Quote each record exactly, please, leaving none out.

Recorded data
□ □ □ □
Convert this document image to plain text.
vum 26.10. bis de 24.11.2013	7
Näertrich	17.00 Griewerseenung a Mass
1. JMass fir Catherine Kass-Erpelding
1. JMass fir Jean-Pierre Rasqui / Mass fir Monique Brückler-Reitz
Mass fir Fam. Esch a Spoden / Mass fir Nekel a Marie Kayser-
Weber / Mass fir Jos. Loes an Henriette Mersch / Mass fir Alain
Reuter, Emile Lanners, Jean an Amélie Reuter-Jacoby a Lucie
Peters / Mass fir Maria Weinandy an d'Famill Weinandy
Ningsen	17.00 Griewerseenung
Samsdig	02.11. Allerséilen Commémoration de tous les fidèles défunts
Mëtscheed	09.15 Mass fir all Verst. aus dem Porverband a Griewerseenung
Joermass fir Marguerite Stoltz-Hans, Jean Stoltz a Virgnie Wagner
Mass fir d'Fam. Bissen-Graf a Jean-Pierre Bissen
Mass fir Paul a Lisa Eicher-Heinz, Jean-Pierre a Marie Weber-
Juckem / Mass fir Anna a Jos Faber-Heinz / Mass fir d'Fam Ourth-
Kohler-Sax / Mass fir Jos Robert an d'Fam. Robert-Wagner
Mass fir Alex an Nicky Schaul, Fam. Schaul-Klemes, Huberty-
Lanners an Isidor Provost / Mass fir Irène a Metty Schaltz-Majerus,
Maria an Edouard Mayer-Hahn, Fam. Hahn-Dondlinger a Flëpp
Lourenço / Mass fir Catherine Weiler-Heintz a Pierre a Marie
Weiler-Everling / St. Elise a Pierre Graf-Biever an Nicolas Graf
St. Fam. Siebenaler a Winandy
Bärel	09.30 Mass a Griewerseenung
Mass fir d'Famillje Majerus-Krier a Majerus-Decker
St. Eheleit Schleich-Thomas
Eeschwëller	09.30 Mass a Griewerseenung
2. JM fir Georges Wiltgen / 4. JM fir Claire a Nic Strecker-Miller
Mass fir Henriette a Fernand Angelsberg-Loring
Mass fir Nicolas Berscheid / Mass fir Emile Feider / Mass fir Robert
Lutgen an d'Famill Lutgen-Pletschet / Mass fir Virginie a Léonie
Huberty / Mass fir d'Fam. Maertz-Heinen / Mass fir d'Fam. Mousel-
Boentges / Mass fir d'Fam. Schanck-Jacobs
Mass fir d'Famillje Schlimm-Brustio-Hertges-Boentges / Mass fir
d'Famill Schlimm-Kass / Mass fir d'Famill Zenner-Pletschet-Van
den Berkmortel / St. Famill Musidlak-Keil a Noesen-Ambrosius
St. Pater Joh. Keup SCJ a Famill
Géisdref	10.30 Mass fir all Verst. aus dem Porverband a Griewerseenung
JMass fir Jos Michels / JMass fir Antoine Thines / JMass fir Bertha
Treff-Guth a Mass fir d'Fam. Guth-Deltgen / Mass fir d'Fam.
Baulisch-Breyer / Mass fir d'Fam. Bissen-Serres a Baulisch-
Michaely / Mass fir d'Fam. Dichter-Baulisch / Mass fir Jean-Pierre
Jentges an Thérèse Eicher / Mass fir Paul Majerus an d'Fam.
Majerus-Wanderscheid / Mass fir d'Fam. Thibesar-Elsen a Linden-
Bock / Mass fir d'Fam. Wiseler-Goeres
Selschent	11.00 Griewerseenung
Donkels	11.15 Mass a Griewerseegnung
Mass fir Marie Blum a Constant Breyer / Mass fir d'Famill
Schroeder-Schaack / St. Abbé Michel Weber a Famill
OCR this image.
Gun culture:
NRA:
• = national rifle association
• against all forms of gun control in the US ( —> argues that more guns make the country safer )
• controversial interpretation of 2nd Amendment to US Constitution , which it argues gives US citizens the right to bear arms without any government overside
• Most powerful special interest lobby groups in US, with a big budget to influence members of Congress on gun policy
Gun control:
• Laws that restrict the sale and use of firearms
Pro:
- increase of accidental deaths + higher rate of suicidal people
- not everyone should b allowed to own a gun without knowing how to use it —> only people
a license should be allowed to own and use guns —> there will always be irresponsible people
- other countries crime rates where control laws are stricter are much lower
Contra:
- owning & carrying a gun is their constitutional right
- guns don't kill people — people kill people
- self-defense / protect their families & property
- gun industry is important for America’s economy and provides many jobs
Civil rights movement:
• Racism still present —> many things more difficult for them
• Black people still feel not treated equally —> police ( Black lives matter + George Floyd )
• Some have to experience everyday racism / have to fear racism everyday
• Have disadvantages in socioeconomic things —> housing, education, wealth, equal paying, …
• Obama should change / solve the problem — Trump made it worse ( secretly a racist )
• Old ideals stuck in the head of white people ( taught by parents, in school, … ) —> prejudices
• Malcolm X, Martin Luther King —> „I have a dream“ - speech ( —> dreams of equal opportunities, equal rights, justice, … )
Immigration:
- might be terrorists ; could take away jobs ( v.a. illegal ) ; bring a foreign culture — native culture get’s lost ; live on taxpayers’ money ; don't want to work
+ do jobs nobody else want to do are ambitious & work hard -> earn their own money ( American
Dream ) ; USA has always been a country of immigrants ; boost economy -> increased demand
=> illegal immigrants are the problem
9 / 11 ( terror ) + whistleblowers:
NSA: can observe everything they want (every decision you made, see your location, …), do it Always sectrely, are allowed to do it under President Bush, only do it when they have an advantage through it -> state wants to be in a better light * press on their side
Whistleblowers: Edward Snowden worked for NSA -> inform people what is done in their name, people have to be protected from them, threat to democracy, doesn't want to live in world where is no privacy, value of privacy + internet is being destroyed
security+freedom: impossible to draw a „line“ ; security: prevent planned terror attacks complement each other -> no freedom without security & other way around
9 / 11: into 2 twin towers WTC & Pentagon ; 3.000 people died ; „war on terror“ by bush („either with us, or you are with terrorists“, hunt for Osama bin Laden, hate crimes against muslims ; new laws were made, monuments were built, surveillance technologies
□ □ □ □
■ Exercise result
Convert this document image to plain text.
vum 26.10. bis de 24.11.2013	7
Näertrich	17.00 Griewerseenung a Mass
1. JMass fir Catherine Kass-Erpelding
1. JMass fir Jean-Pierre Rasqui / Mass fir Monique Brückler-Reitz
Mass fir Fam. Esch a Spoden / Mass fir Nekel a Marie Kayser-
Weber / Mass fir Jos. Loes an Henriette Mersch / Mass fir Alain
Reuter, Emile Lanners, Jean an Amélie Reuter-Jacoby a Lucie
Peters / Mass fir Maria Weinandy an d'Famill Weinandy
Ningsen	17.00 Griewerseenung
Samsdig	02.11. Allerséilen Commémoration de tous les fidèles défunts
Mëtscheed	09.15 Mass fir all Verst. aus dem Porverband a Griewerseenung
Joermass fir Marguerite Stoltz-Hans, Jean Stoltz a Virgnie Wagner
Mass fir d'Fam. Bissen-Graf a Jean-Pierre Bissen
Mass fir Paul a Lisa Eicher-Heinz, Jean-Pierre a Marie Weber-
Juckem / Mass fir Anna a Jos Faber-Heinz / Mass fir d'Fam Ourth-
Kohler-Sax / Mass fir Jos Robert an d'Fam. Robert-Wagner
Mass fir Alex an Nicky Schaul, Fam. Schaul-Klemes, Huberty-
Lanners an Isidor Provost / Mass fir Irène a Metty Schaltz-Majerus,
Maria an Edouard Mayer-Hahn, Fam. Hahn-Dondlinger a Flëpp
Lourenço / Mass fir Catherine Weiler-Heintz a Pierre a Marie
Weiler-Everling / St. Elise a Pierre Graf-Biever an Nicolas Graf
St. Fam. Siebenaler a Winandy
Bärel	09.30 Mass a Griewerseenung
Mass fir d'Famillje Majerus-Krier a Majerus-Decker
St. Eheleit Schleich-Thomas
Eeschwëller	09.30 Mass a Griewerseenung
2. JM fir Georges Wiltgen / 4. JM fir Claire a Nic Strecker-Miller
Mass fir Henriette a Fernand Angelsberg-Loring
Mass fir Nicolas Berscheid / Mass fir Emile Feider / Mass fir Robert
Lutgen an d'Famill Lutgen-Pletschet / Mass fir Virginie a Léonie
Huberty / Mass fir d'Fam. Maertz-Heinen / Mass fir d'Fam. Mousel-
Boentges / Mass fir d'Fam. Schanck-Jacobs
Mass fir d'Famillje Schlimm-Brustio-Hertges-Boentges / Mass fir
d'Famill Schlimm-Kass / Mass fir d'Famill Zenner-Pletschet-Van
den Berkmortel / St. Famill Musidlak-Keil a Noesen-Ambrosius
St. Pater Joh. Keup SCJ a Famill
Géisdref	10.30 Mass fir all Verst. aus dem Porverband a Griewerseenung
JMass fir Jos Michels / JMass fir Antoine Thines / JMass fir Bertha
Treff-Guth a Mass fir d'Fam. Guth-Deltgen / Mass fir d'Fam.
Baulisch-Breyer / Mass fir d'Fam. Bissen-Serres a Baulisch-
Michaely / Mass fir d'Fam. Dichter-Baulisch / Mass fir Jean-Pierre
Jentges an Thérèse Eicher / Mass fir Paul Majerus an d'Fam.
Majerus-Wanderscheid / Mass fir d'Fam. Thibesar-Elsen a Linden-
Bock / Mass fir d'Fam. Wiseler-Goeres
Selschent	11.00 Griewerseenung
Donkels	11.15 Mass a Griewerseegnung
Mass fir Marie Blum a Constant Breyer / Mass fir d'Famill
Schroeder-Schaack / St. Abbé Michel Weber a Famill
OCR this image.
Gun culture:
NRA:
• = national rifle association
• against all forms of gun control in the US ( —> argues that more guns make the country safer )
• controversial interpretation of 2nd Amendment to US Constitution , which it argues gives US citizens the right to bear arms without any government overside
• Most powerful special interest lobby groups in US, with a big budget to influence members of Congress on gun policy
Gun control:
• Laws that restrict the sale and use of firearms
Pro:
- increase of accidental deaths + higher rate of suicidal people
- not everyone should b allowed to own a gun without knowing how to use it —> only people
a license should be allowed to own and use guns —> there will always be irresponsible people
- other countries crime rates where control laws are stricter are much lower
Contra:
- owning & carrying a gun is their constitutional right
- guns don't kill people — people kill people
- self-defense / protect their families & property
- gun industry is important for America’s economy and provides many jobs
Civil rights movement:
• Racism still present —> many things more difficult for them
• Black people still feel not treated equally —> police ( Black lives matter + George Floyd )
• Some have to experience everyday racism / have to fear racism everyday
• Have disadvantages in socioeconomic things —> housing, education, wealth, equal paying, …
• Obama should change / solve the problem — Trump made it worse ( secretly a racist )
• Old ideals stuck in the head of white people ( taught by parents, in school, … ) —> prejudices
• Malcolm X, Martin Luther King —> „I have a dream“ - speech ( —> dreams of equal opportunities, equal rights, justice, … )
Immigration:
- might be terrorists ; could take away jobs ( v.a. illegal ) ; bring a foreign culture — native culture get’s lost ; live on taxpayers’ money ; don't want to work
+ do jobs nobody else want to do are ambitious & work hard -> earn their own money ( American
Dream ) ; USA has always been a country of immigrants ; boost economy -> increased demand
=> illegal immigrants are the problem
9 / 11 ( terror ) + whistleblowers:
NSA: can observe everything they want (every decision you made, see your location, …), do it Always sectrely, are allowed to do it under President Bush, only do it when they have an advantage through it -> state wants to be in a better light * press on their side
Whistleblowers: Edward Snowden worked for NSA -> inform people what is done in their name, people have to be protected from them, threat to democracy, doesn't want to live in world where is no privacy, value of privacy + internet is being destroyed
security+freedom: impossible to draw a „line“ ; security: prevent planned terror attacks complement each other -> no freedom without security & other way around
9 / 11: into 2 twin towers WTC & Pentagon ; 3.000 people died ; „war on terror“ by bush („either with us, or you are with terrorists“, hunt for Osama bin Laden, hate crimes against muslims ; new laws were made, monuments were built, surveillance technologies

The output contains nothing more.